-------- TASK DATA
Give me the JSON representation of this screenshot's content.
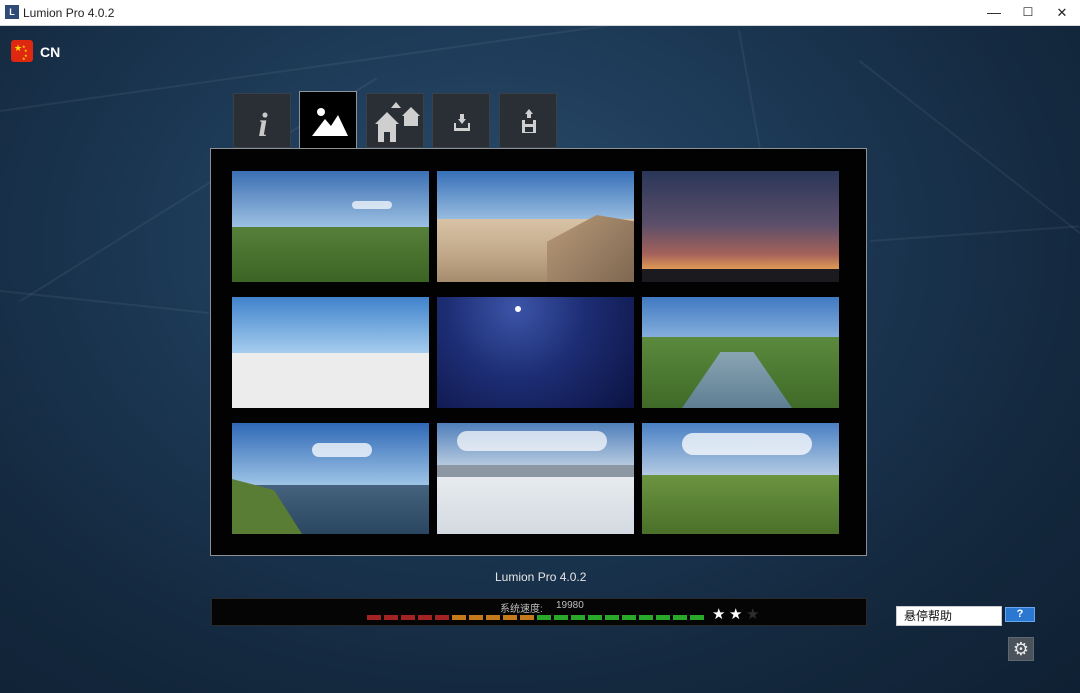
{
  "window": {
    "title": "Lumion Pro 4.0.2",
    "minimize_glyph": "—",
    "maximize_glyph": "☐",
    "close_glyph": "✕"
  },
  "language": {
    "code": "CN",
    "flag_icon": "china-flag-icon"
  },
  "tabs": [
    {
      "name": "info",
      "icon": "info-icon",
      "label": "i",
      "active": false
    },
    {
      "name": "new-scene",
      "icon": "landscape-icon",
      "active": true
    },
    {
      "name": "examples",
      "icon": "houses-icon",
      "active": false
    },
    {
      "name": "load",
      "icon": "load-icon",
      "active": false
    },
    {
      "name": "save",
      "icon": "save-icon",
      "active": false
    }
  ],
  "scenes": [
    {
      "name": "grassland"
    },
    {
      "name": "desert"
    },
    {
      "name": "sunset"
    },
    {
      "name": "white-plain"
    },
    {
      "name": "night"
    },
    {
      "name": "river-valley"
    },
    {
      "name": "lake-coast"
    },
    {
      "name": "snow-mountains"
    },
    {
      "name": "green-hills"
    }
  ],
  "version_label": "Lumion Pro 4.0.2",
  "speed": {
    "label": "系统速度:",
    "value": "19980",
    "segment_colors": [
      "#a32222",
      "#a32222",
      "#a32222",
      "#a32222",
      "#a32222",
      "#c47a1a",
      "#c47a1a",
      "#c47a1a",
      "#c47a1a",
      "#c47a1a",
      "#2aa82a",
      "#2aa82a",
      "#2aa82a",
      "#2aa82a",
      "#2aa82a",
      "#2aa82a",
      "#2aa82a",
      "#2aa82a",
      "#2aa82a",
      "#2aa82a"
    ],
    "stars_filled": 2,
    "stars_total": 3,
    "star_glyph": "★"
  },
  "hover_help": {
    "label": "悬停帮助",
    "button": "?"
  },
  "settings": {
    "glyph": "⚙"
  },
  "colors": {
    "accent_blue": "#2b78d3",
    "panel_border": "#8a9094"
  }
}
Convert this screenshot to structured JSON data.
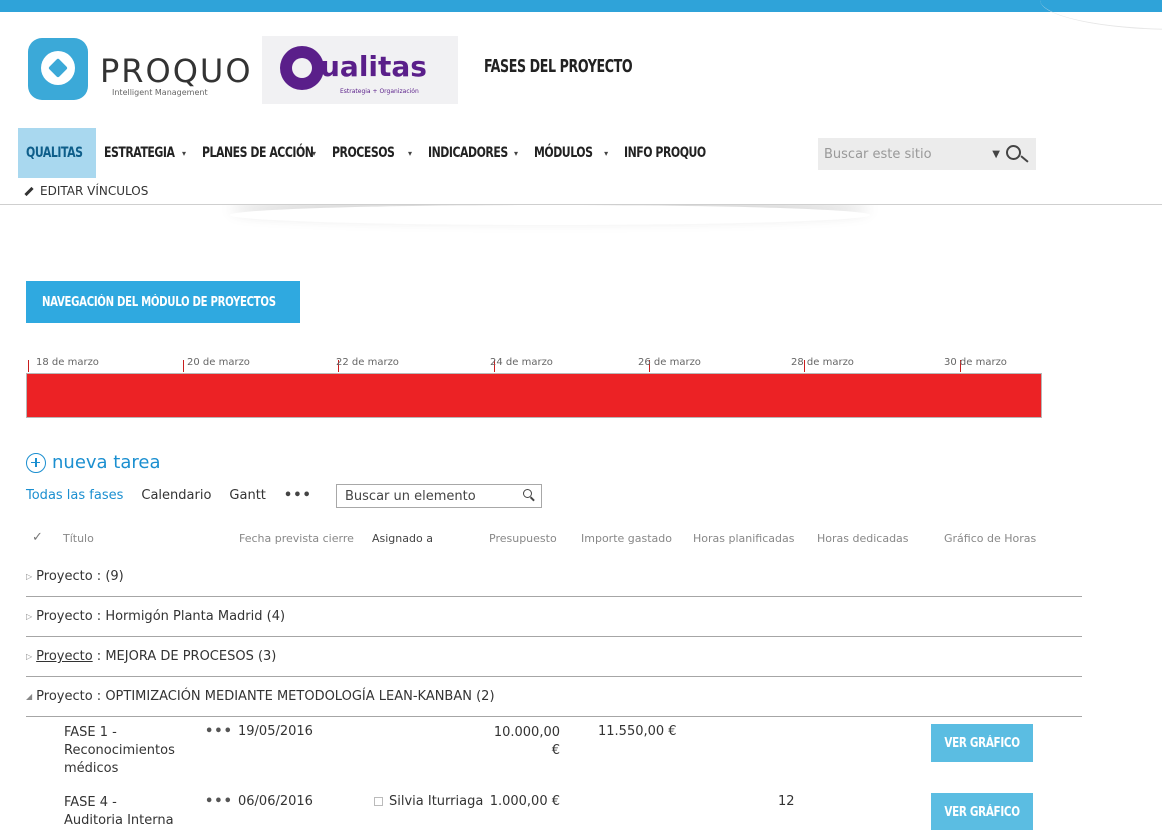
{
  "header": {
    "brand_name": "PROQUO",
    "brand_tagline": "Intelligent Management",
    "partner_name": "ualitas",
    "partner_tagline": "Estrategia + Organización",
    "page_title": "FASES DEL PROYECTO",
    "accent_color": "#2fa3d9"
  },
  "nav": {
    "items": [
      {
        "label": "QUALITAS",
        "active": true
      },
      {
        "label": "ESTRATEGIA",
        "dropdown": true
      },
      {
        "label": "PLANES DE ACCIÓN",
        "dropdown": true
      },
      {
        "label": "PROCESOS",
        "dropdown": true
      },
      {
        "label": "INDICADORES",
        "dropdown": true
      },
      {
        "label": "MÓDULOS",
        "dropdown": true
      },
      {
        "label": "INFO PROQUO"
      }
    ],
    "search_placeholder": "Buscar este sitio",
    "edit_links": "EDITAR VÍNCULOS"
  },
  "module_button": "NAVEGACIÓN DEL MÓDULO DE PROYECTOS",
  "timeline": {
    "labels": [
      "18 de marzo",
      "20 de marzo",
      "22 de marzo",
      "24 de marzo",
      "26 de marzo",
      "28 de marzo",
      "30 de marzo"
    ],
    "bar_color": "#ec2225"
  },
  "list": {
    "new_task": "nueva tarea",
    "views": [
      "Todas las fases",
      "Calendario",
      "Gantt"
    ],
    "more": "•••",
    "search_placeholder": "Buscar un elemento",
    "columns": [
      "Título",
      "Fecha prevista cierre",
      "Asignado a",
      "Presupuesto",
      "Importe gastado",
      "Horas planificadas",
      "Horas dedicadas",
      "Gráfico de Horas"
    ],
    "groups": [
      {
        "prefix": "Proyecto",
        "label": " : (9)",
        "expanded": false
      },
      {
        "prefix": "Proyecto",
        "label": " : Hormigón Planta Madrid (4)",
        "expanded": false
      },
      {
        "prefix": "Proyecto",
        "label": " : MEJORA DE PROCESOS (3)",
        "expanded": false,
        "underline": true
      },
      {
        "prefix": "Proyecto",
        "label": " : OPTIMIZACIÓN MEDIANTE METODOLOGÍA LEAN-KANBAN (2)",
        "expanded": true
      }
    ],
    "rows": [
      {
        "title_lines": [
          "FASE 1 -",
          "Reconocimientos",
          "médicos"
        ],
        "date": "19/05/2016",
        "assigned": "",
        "budget_lines": [
          "10.000,00",
          "€"
        ],
        "spent": "11.550,00 €",
        "planned": "",
        "button": "VER GRÁFICO"
      },
      {
        "title_lines": [
          "FASE 4 -",
          "Auditoria Interna"
        ],
        "date": "06/06/2016",
        "assigned": "Silvia Iturriaga",
        "budget_lines": [
          "1.000,00 €"
        ],
        "spent": "",
        "planned": "12",
        "button": "VER GRÁFICO"
      }
    ]
  }
}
----------------
[WHAT YOU WILL DO]:
Restate the whole listing above exactly, please, omitting every image.

[SOLUTION]:
Give me the JSON representation of this screenshot's content.
{
  "window": {
    "title": "Lumion Pro 4.0.2",
    "minimize_glyph": "—",
    "maximize_glyph": "☐",
    "close_glyph": "✕"
  },
  "language": {
    "code": "CN",
    "flag_icon": "china-flag-icon"
  },
  "tabs": [
    {
      "name": "info",
      "icon": "info-icon",
      "label": "i",
      "active": false
    },
    {
      "name": "new-scene",
      "icon": "landscape-icon",
      "active": true
    },
    {
      "name": "examples",
      "icon": "houses-icon",
      "active": false
    },
    {
      "name": "load",
      "icon": "load-icon",
      "active": false
    },
    {
      "name": "save",
      "icon": "save-icon",
      "active": false
    }
  ],
  "scenes": [
    {
      "name": "grassland"
    },
    {
      "name": "desert"
    },
    {
      "name": "sunset"
    },
    {
      "name": "white-plain"
    },
    {
      "name": "night"
    },
    {
      "name": "river-valley"
    },
    {
      "name": "lake-coast"
    },
    {
      "name": "snow-mountains"
    },
    {
      "name": "green-hills"
    }
  ],
  "version_label": "Lumion Pro 4.0.2",
  "speed": {
    "label": "系统速度:",
    "value": "19980",
    "segment_colors": [
      "#a32222",
      "#a32222",
      "#a32222",
      "#a32222",
      "#a32222",
      "#c47a1a",
      "#c47a1a",
      "#c47a1a",
      "#c47a1a",
      "#c47a1a",
      "#2aa82a",
      "#2aa82a",
      "#2aa82a",
      "#2aa82a",
      "#2aa82a",
      "#2aa82a",
      "#2aa82a",
      "#2aa82a",
      "#2aa82a",
      "#2aa82a"
    ],
    "stars_filled": 2,
    "stars_total": 3,
    "star_glyph": "★"
  },
  "hover_help": {
    "label": "悬停帮助",
    "button": "?"
  },
  "settings": {
    "glyph": "⚙"
  },
  "colors": {
    "accent_blue": "#2b78d3",
    "panel_border": "#8a9094"
  }
}
Convert this screenshot to structured JSON data.
{
  "header": {
    "brand_name": "PROQUO",
    "brand_tagline": "Intelligent Management",
    "partner_name": "ualitas",
    "partner_tagline": "Estrategia + Organización",
    "page_title": "FASES DEL PROYECTO",
    "accent_color": "#2fa3d9"
  },
  "nav": {
    "items": [
      {
        "label": "QUALITAS",
        "active": true
      },
      {
        "label": "ESTRATEGIA",
        "dropdown": true
      },
      {
        "label": "PLANES DE ACCIÓN",
        "dropdown": true
      },
      {
        "label": "PROCESOS",
        "dropdown": true
      },
      {
        "label": "INDICADORES",
        "dropdown": true
      },
      {
        "label": "MÓDULOS",
        "dropdown": true
      },
      {
        "label": "INFO PROQUO"
      }
    ],
    "search_placeholder": "Buscar este sitio",
    "edit_links": "EDITAR VÍNCULOS"
  },
  "module_button": "NAVEGACIÓN DEL MÓDULO DE PROYECTOS",
  "timeline": {
    "labels": [
      "18 de marzo",
      "20 de marzo",
      "22 de marzo",
      "24 de marzo",
      "26 de marzo",
      "28 de marzo",
      "30 de marzo"
    ],
    "bar_color": "#ec2225"
  },
  "list": {
    "new_task": "nueva tarea",
    "views": [
      "Todas las fases",
      "Calendario",
      "Gantt"
    ],
    "more": "•••",
    "search_placeholder": "Buscar un elemento",
    "columns": [
      "Título",
      "Fecha prevista cierre",
      "Asignado a",
      "Presupuesto",
      "Importe gastado",
      "Horas planificadas",
      "Horas dedicadas",
      "Gráfico de Horas"
    ],
    "groups": [
      {
        "prefix": "Proyecto",
        "label": " : (9)",
        "expanded": false
      },
      {
        "prefix": "Proyecto",
        "label": " : Hormigón Planta Madrid (4)",
        "expanded": false
      },
      {
        "prefix": "Proyecto",
        "label": " : MEJORA DE PROCESOS (3)",
        "expanded": false,
        "underline": true
      },
      {
        "prefix": "Proyecto",
        "label": " : OPTIMIZACIÓN MEDIANTE METODOLOGÍA LEAN-KANBAN (2)",
        "expanded": true
      }
    ],
    "rows": [
      {
        "title_lines": [
          "FASE 1 -",
          "Reconocimientos",
          "médicos"
        ],
        "date": "19/05/2016",
        "assigned": "",
        "budget_lines": [
          "10.000,00",
          "€"
        ],
        "spent": "11.550,00 €",
        "planned": "",
        "button": "VER GRÁFICO"
      },
      {
        "title_lines": [
          "FASE 4 -",
          "Auditoria Interna"
        ],
        "date": "06/06/2016",
        "assigned": "Silvia Iturriaga",
        "budget_lines": [
          "1.000,00 €"
        ],
        "spent": "",
        "planned": "12",
        "button": "VER GRÁFICO"
      }
    ]
  }
}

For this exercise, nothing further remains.